Collected data
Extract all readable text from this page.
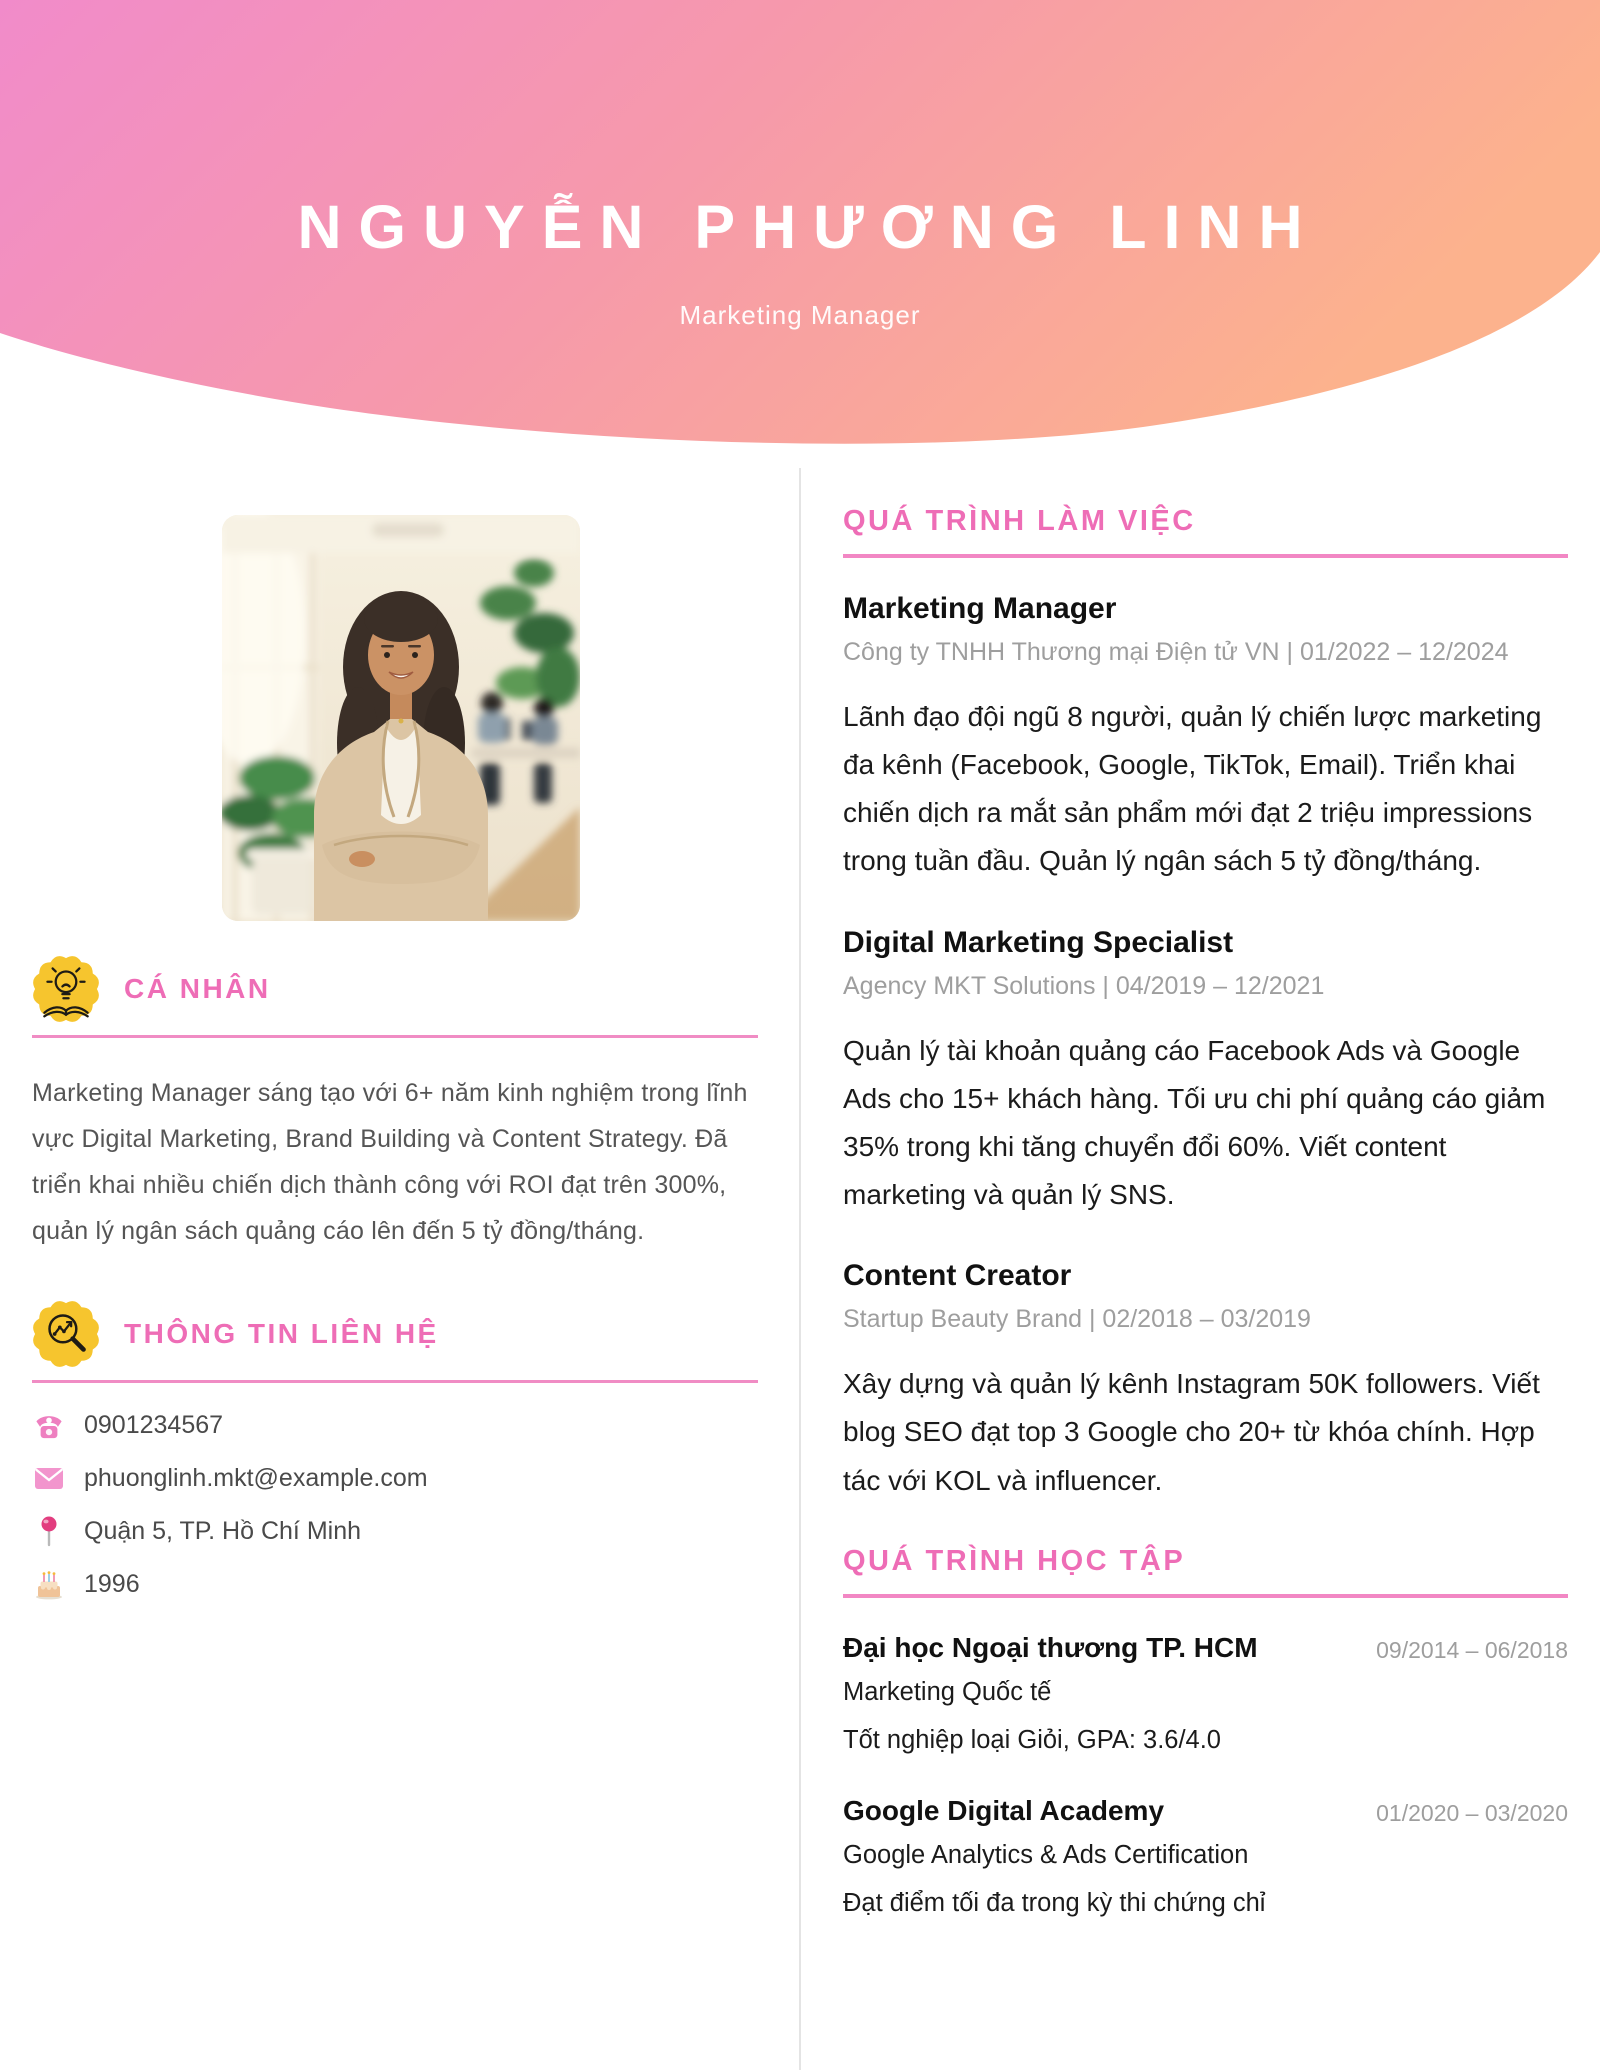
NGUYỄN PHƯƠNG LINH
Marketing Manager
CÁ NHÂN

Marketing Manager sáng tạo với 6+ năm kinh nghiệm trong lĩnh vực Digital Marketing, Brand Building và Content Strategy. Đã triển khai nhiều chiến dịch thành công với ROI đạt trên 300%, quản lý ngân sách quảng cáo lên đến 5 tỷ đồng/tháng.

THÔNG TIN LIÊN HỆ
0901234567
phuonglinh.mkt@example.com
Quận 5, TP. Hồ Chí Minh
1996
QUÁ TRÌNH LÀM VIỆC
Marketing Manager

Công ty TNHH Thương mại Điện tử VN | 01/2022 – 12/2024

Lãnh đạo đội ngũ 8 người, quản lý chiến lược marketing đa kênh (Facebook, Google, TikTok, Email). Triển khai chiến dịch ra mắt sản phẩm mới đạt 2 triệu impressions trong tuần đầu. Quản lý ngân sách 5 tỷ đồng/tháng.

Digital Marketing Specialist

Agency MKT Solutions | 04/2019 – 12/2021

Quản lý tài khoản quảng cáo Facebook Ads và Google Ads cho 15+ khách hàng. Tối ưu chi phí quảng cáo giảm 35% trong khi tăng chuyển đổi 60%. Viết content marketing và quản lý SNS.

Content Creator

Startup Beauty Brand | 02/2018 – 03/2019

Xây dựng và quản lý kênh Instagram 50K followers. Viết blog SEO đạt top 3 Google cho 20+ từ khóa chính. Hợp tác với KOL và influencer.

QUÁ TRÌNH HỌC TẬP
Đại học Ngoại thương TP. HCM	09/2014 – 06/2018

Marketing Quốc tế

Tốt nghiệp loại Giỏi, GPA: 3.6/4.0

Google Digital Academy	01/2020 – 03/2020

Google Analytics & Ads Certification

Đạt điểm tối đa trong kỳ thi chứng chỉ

## [What you will do]
The material above must be printed exactly, with its pictures left out.

## [Complete output]
Extract all readable text from this page.
NGUYỄN PHƯƠNG LINH
Marketing Manager
CÁ NHÂN

Marketing Manager sáng tạo với 6+ năm kinh nghiệm trong lĩnh vực Digital Marketing, Brand Building và Content Strategy. Đã triển khai nhiều chiến dịch thành công với ROI đạt trên 300%, quản lý ngân sách quảng cáo lên đến 5 tỷ đồng/tháng.

THÔNG TIN LIÊN HỆ
0901234567
phuonglinh.mkt@example.com
Quận 5, TP. Hồ Chí Minh
1996
QUÁ TRÌNH LÀM VIỆC
Marketing Manager

Công ty TNHH Thương mại Điện tử VN | 01/2022 – 12/2024

Lãnh đạo đội ngũ 8 người, quản lý chiến lược marketing đa kênh (Facebook, Google, TikTok, Email). Triển khai chiến dịch ra mắt sản phẩm mới đạt 2 triệu impressions trong tuần đầu. Quản lý ngân sách 5 tỷ đồng/tháng.

Digital Marketing Specialist

Agency MKT Solutions | 04/2019 – 12/2021

Quản lý tài khoản quảng cáo Facebook Ads và Google Ads cho 15+ khách hàng. Tối ưu chi phí quảng cáo giảm 35% trong khi tăng chuyển đổi 60%. Viết content marketing và quản lý SNS.

Content Creator

Startup Beauty Brand | 02/2018 – 03/2019

Xây dựng và quản lý kênh Instagram 50K followers. Viết blog SEO đạt top 3 Google cho 20+ từ khóa chính. Hợp tác với KOL và influencer.

QUÁ TRÌNH HỌC TẬP
Đại học Ngoại thương TP. HCM	09/2014 – 06/2018

Marketing Quốc tế

Tốt nghiệp loại Giỏi, GPA: 3.6/4.0

Google Digital Academy	01/2020 – 03/2020

Google Analytics & Ads Certification

Đạt điểm tối đa trong kỳ thi chứng chỉ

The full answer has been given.